::: DATASET RECORDS :::

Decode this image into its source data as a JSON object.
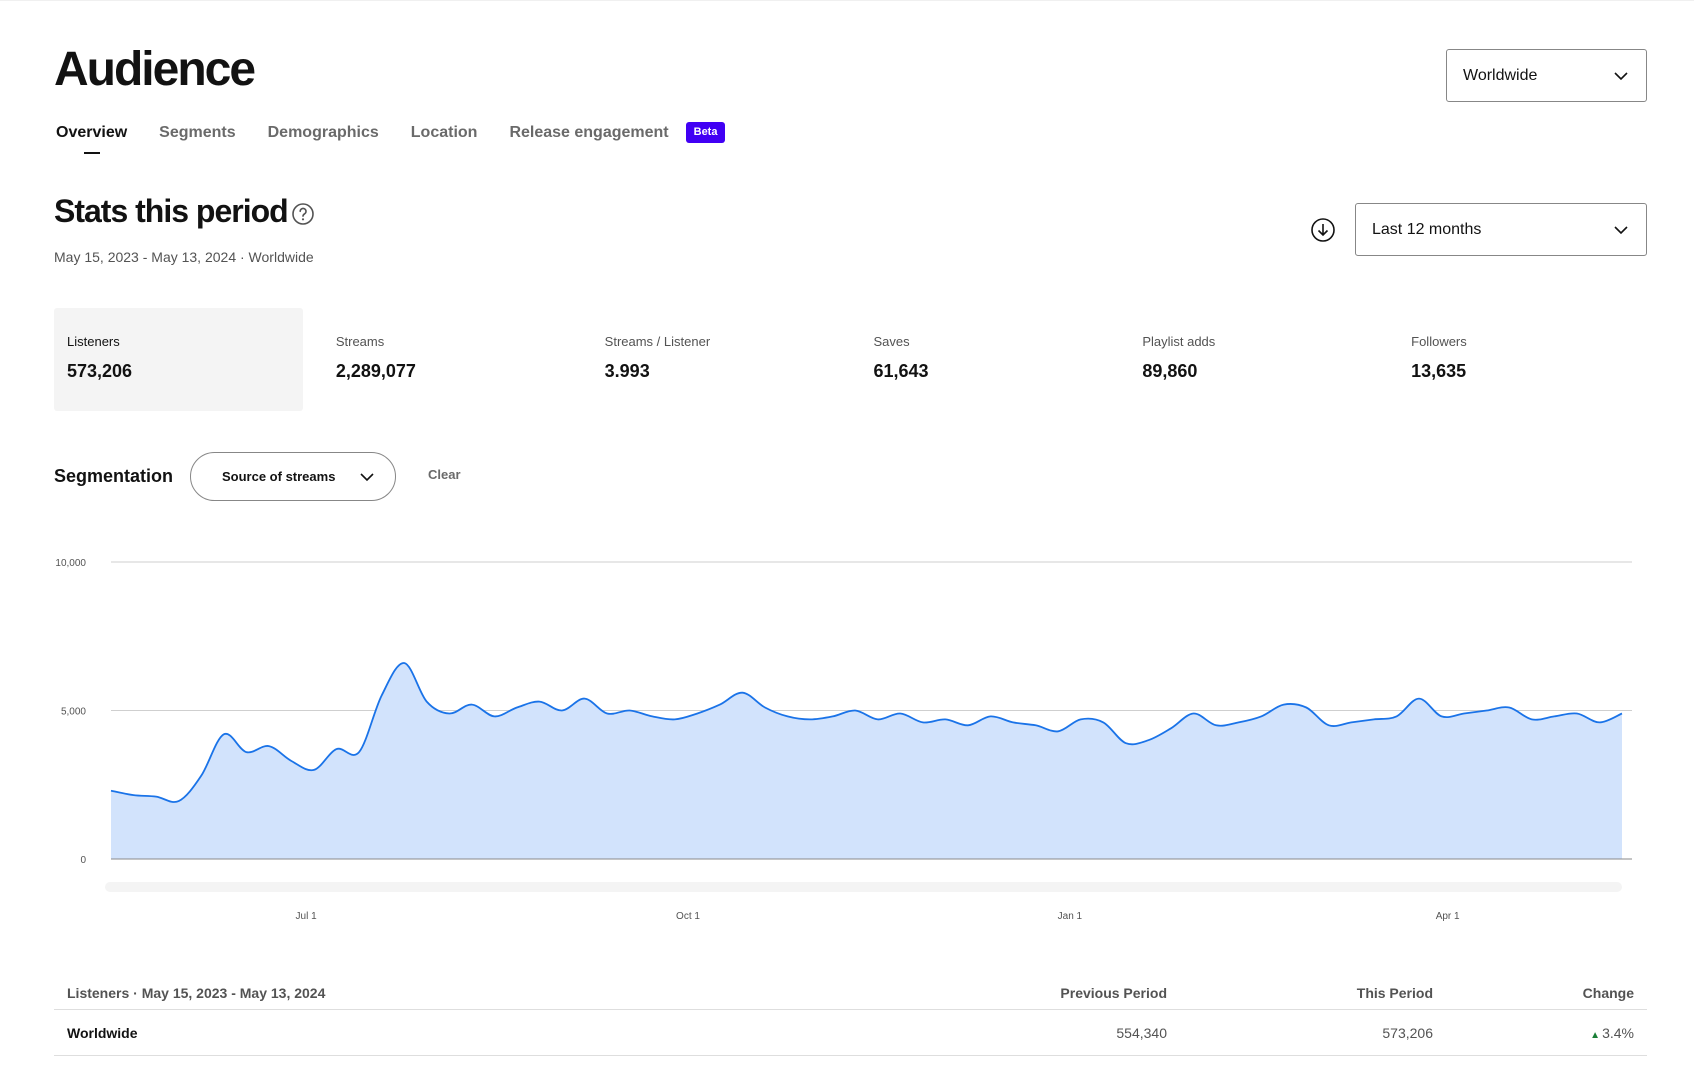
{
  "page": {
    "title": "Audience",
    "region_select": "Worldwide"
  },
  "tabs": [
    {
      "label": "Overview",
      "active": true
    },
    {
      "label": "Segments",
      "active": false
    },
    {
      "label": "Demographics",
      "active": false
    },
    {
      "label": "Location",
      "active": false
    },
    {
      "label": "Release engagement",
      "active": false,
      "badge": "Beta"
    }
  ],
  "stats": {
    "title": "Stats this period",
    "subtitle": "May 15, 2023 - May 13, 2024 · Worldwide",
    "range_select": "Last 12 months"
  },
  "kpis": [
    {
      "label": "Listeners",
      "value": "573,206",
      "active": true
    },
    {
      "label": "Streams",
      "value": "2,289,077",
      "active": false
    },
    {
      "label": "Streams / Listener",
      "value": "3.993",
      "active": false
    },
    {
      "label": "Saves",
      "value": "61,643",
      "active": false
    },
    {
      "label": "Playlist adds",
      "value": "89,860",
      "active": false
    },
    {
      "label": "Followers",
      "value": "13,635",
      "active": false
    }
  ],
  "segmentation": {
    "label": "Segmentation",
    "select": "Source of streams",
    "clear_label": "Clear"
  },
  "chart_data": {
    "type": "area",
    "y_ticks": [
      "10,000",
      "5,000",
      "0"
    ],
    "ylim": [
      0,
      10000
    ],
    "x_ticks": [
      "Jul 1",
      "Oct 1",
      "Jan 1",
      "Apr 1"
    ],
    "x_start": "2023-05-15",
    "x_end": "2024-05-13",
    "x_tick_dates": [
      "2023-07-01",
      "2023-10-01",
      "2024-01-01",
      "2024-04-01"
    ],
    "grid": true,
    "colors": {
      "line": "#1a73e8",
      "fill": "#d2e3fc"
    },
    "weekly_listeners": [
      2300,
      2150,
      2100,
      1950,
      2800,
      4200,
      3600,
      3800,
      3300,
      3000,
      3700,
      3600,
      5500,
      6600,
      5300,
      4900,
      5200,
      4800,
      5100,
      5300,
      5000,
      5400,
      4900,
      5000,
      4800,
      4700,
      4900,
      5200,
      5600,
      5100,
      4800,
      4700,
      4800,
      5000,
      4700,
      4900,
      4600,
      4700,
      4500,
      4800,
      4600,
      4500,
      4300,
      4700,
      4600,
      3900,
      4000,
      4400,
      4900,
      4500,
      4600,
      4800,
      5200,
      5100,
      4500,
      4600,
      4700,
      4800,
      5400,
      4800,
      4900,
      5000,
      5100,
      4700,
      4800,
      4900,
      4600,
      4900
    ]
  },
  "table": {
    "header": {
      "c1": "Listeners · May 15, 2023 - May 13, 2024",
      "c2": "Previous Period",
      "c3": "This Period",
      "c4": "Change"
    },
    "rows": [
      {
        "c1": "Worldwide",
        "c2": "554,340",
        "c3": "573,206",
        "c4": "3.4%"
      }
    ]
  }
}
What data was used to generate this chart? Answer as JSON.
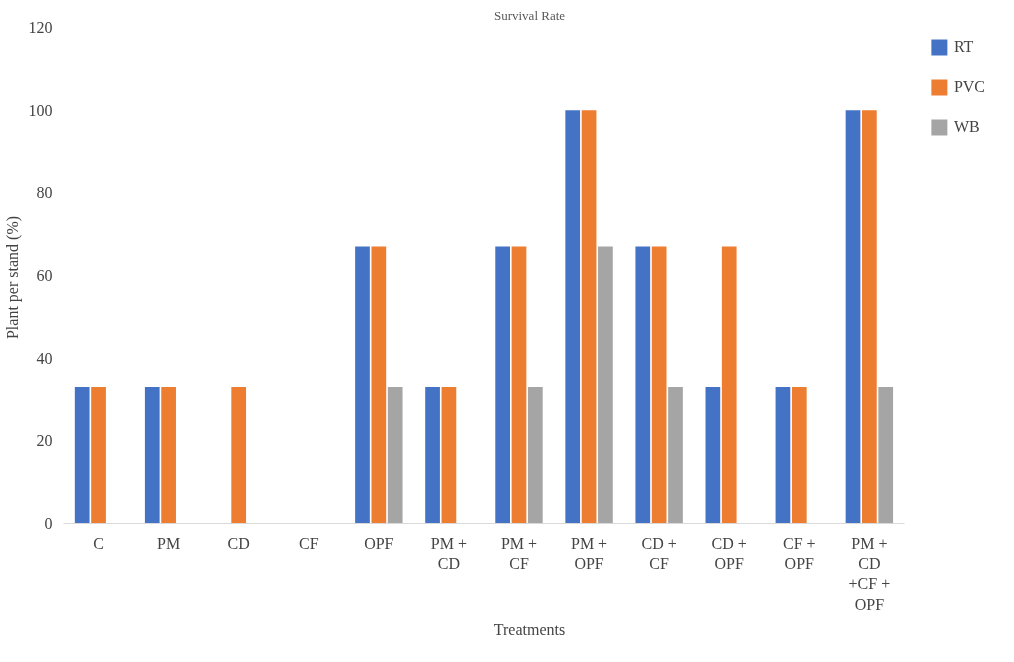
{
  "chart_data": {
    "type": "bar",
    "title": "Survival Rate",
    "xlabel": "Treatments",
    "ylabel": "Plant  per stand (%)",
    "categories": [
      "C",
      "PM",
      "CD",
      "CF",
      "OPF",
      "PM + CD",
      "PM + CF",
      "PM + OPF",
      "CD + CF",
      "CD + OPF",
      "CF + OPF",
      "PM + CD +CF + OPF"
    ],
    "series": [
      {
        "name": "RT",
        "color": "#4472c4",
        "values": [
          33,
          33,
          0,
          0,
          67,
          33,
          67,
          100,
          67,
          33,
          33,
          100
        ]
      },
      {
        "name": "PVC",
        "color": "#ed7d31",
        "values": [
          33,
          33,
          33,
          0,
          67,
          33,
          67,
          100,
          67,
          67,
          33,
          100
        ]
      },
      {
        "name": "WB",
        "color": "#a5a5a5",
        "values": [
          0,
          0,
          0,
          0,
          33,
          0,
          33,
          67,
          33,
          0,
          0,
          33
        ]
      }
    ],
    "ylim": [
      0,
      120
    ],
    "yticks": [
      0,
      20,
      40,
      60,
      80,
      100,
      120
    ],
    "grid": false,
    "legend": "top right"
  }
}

:::

Transcribe the records above verbatim. Do not carry over any picture.

Decode this image into its source data as a JSON object.
{
  "page": {
    "title": "Audience",
    "region_select": "Worldwide"
  },
  "tabs": [
    {
      "label": "Overview",
      "active": true
    },
    {
      "label": "Segments",
      "active": false
    },
    {
      "label": "Demographics",
      "active": false
    },
    {
      "label": "Location",
      "active": false
    },
    {
      "label": "Release engagement",
      "active": false,
      "badge": "Beta"
    }
  ],
  "stats": {
    "title": "Stats this period",
    "subtitle": "May 15, 2023 - May 13, 2024 · Worldwide",
    "range_select": "Last 12 months"
  },
  "kpis": [
    {
      "label": "Listeners",
      "value": "573,206",
      "active": true
    },
    {
      "label": "Streams",
      "value": "2,289,077",
      "active": false
    },
    {
      "label": "Streams / Listener",
      "value": "3.993",
      "active": false
    },
    {
      "label": "Saves",
      "value": "61,643",
      "active": false
    },
    {
      "label": "Playlist adds",
      "value": "89,860",
      "active": false
    },
    {
      "label": "Followers",
      "value": "13,635",
      "active": false
    }
  ],
  "segmentation": {
    "label": "Segmentation",
    "select": "Source of streams",
    "clear_label": "Clear"
  },
  "chart_data": {
    "type": "area",
    "y_ticks": [
      "10,000",
      "5,000",
      "0"
    ],
    "ylim": [
      0,
      10000
    ],
    "x_ticks": [
      "Jul 1",
      "Oct 1",
      "Jan 1",
      "Apr 1"
    ],
    "x_start": "2023-05-15",
    "x_end": "2024-05-13",
    "x_tick_dates": [
      "2023-07-01",
      "2023-10-01",
      "2024-01-01",
      "2024-04-01"
    ],
    "grid": true,
    "colors": {
      "line": "#1a73e8",
      "fill": "#d2e3fc"
    },
    "weekly_listeners": [
      2300,
      2150,
      2100,
      1950,
      2800,
      4200,
      3600,
      3800,
      3300,
      3000,
      3700,
      3600,
      5500,
      6600,
      5300,
      4900,
      5200,
      4800,
      5100,
      5300,
      5000,
      5400,
      4900,
      5000,
      4800,
      4700,
      4900,
      5200,
      5600,
      5100,
      4800,
      4700,
      4800,
      5000,
      4700,
      4900,
      4600,
      4700,
      4500,
      4800,
      4600,
      4500,
      4300,
      4700,
      4600,
      3900,
      4000,
      4400,
      4900,
      4500,
      4600,
      4800,
      5200,
      5100,
      4500,
      4600,
      4700,
      4800,
      5400,
      4800,
      4900,
      5000,
      5100,
      4700,
      4800,
      4900,
      4600,
      4900
    ]
  },
  "table": {
    "header": {
      "c1": "Listeners · May 15, 2023 - May 13, 2024",
      "c2": "Previous Period",
      "c3": "This Period",
      "c4": "Change"
    },
    "rows": [
      {
        "c1": "Worldwide",
        "c2": "554,340",
        "c3": "573,206",
        "c4": "3.4%"
      }
    ]
  }
}
What data was used to generate this chart? Answer as JSON.
{
  "chart_data": {
    "type": "bar",
    "title": "Survival Rate",
    "xlabel": "Treatments",
    "ylabel": "Plant  per stand (%)",
    "categories": [
      "C",
      "PM",
      "CD",
      "CF",
      "OPF",
      "PM + CD",
      "PM + CF",
      "PM + OPF",
      "CD + CF",
      "CD + OPF",
      "CF + OPF",
      "PM + CD +CF + OPF"
    ],
    "series": [
      {
        "name": "RT",
        "color": "#4472c4",
        "values": [
          33,
          33,
          0,
          0,
          67,
          33,
          67,
          100,
          67,
          33,
          33,
          100
        ]
      },
      {
        "name": "PVC",
        "color": "#ed7d31",
        "values": [
          33,
          33,
          33,
          0,
          67,
          33,
          67,
          100,
          67,
          67,
          33,
          100
        ]
      },
      {
        "name": "WB",
        "color": "#a5a5a5",
        "values": [
          0,
          0,
          0,
          0,
          33,
          0,
          33,
          67,
          33,
          0,
          0,
          33
        ]
      }
    ],
    "ylim": [
      0,
      120
    ],
    "yticks": [
      0,
      20,
      40,
      60,
      80,
      100,
      120
    ],
    "grid": false,
    "legend": "top right"
  }
}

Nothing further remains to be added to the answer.